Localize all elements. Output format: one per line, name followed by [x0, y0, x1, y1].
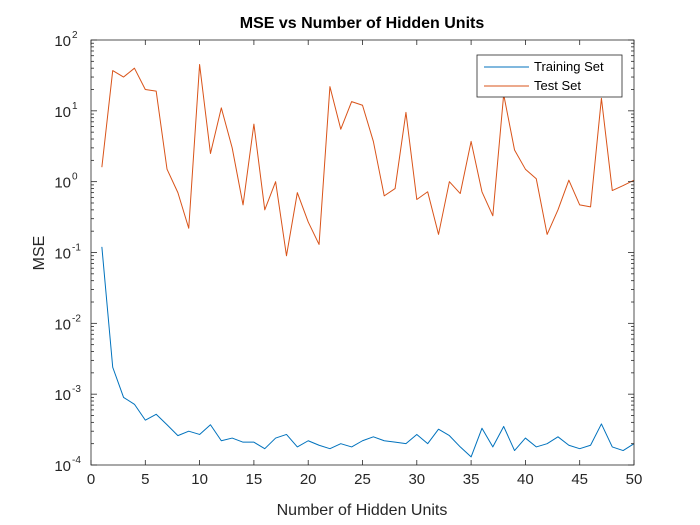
x-tick-label: 30 [408, 471, 425, 488]
y-tick-exponent: -2 [72, 313, 81, 324]
y-tick-exponent: -3 [72, 384, 81, 395]
y-tick-exponent: -4 [72, 455, 81, 466]
y-tick-exponent: 0 [72, 172, 78, 183]
legend: Training Set Test Set [476, 54, 623, 98]
y-tick-exponent: -1 [72, 243, 81, 254]
plot-area [91, 40, 634, 465]
series-line-training [101, 246, 635, 458]
y-tick-label: 10 [54, 387, 71, 404]
y-tick-exponent: 2 [72, 30, 78, 41]
y-tick-label: 10 [54, 104, 71, 121]
x-tick-label: 20 [300, 471, 317, 488]
legend-label-training: Training Set [534, 59, 604, 74]
x-axis-label: Number of Hidden Units [277, 502, 448, 519]
x-tick-label: 50 [626, 471, 643, 488]
legend-label-test: Test Set [534, 78, 581, 93]
series-line-test [101, 64, 635, 257]
y-axis-label: MSE [31, 236, 48, 271]
x-tick-label: 25 [354, 471, 371, 488]
x-tick-label: 45 [571, 471, 588, 488]
y-tick-label: 10 [54, 316, 71, 333]
x-tick-label: 5 [141, 471, 149, 488]
x-tick-label: 40 [517, 471, 534, 488]
y-tick-label: 10 [54, 458, 71, 475]
x-tick-label: 35 [463, 471, 480, 488]
x-tick-label: 15 [246, 471, 263, 488]
x-ticks: 0 5 10 15 20 25 30 35 40 45 50 [87, 40, 643, 488]
x-tick-label: 0 [87, 471, 95, 488]
y-tick-label: 10 [54, 33, 71, 50]
y-tick-label: 10 [54, 246, 71, 263]
y-tick-exponent: 1 [72, 101, 78, 112]
series-layer [101, 64, 635, 458]
y-tick-label: 10 [54, 175, 71, 192]
legend-box [476, 54, 623, 98]
chart-title: MSE vs Number of Hidden Units [240, 15, 485, 32]
x-tick-label: 10 [191, 471, 208, 488]
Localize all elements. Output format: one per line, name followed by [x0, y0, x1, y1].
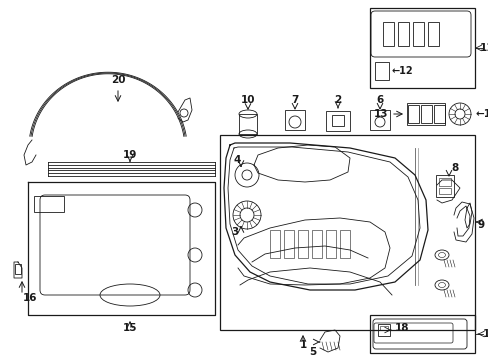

Exercise details:
Copy the records above verbatim from the line with "x-tick-label: 30 [408, 471, 425, 488]" up to and including the line with "x-tick-label: 20 [300, 471, 317, 488]".

The response:
x-tick-label: 30 [408, 471, 425, 488]
y-tick-exponent: -2 [72, 313, 81, 324]
y-tick-exponent: -3 [72, 384, 81, 395]
y-tick-exponent: -4 [72, 455, 81, 466]
y-tick-exponent: 0 [72, 172, 78, 183]
legend: Training Set Test Set [476, 54, 623, 98]
y-tick-exponent: -1 [72, 243, 81, 254]
plot-area [91, 40, 634, 465]
series-line-training [101, 246, 635, 458]
y-tick-label: 10 [54, 387, 71, 404]
y-tick-exponent: 2 [72, 30, 78, 41]
y-tick-label: 10 [54, 104, 71, 121]
x-tick-label: 20 [300, 471, 317, 488]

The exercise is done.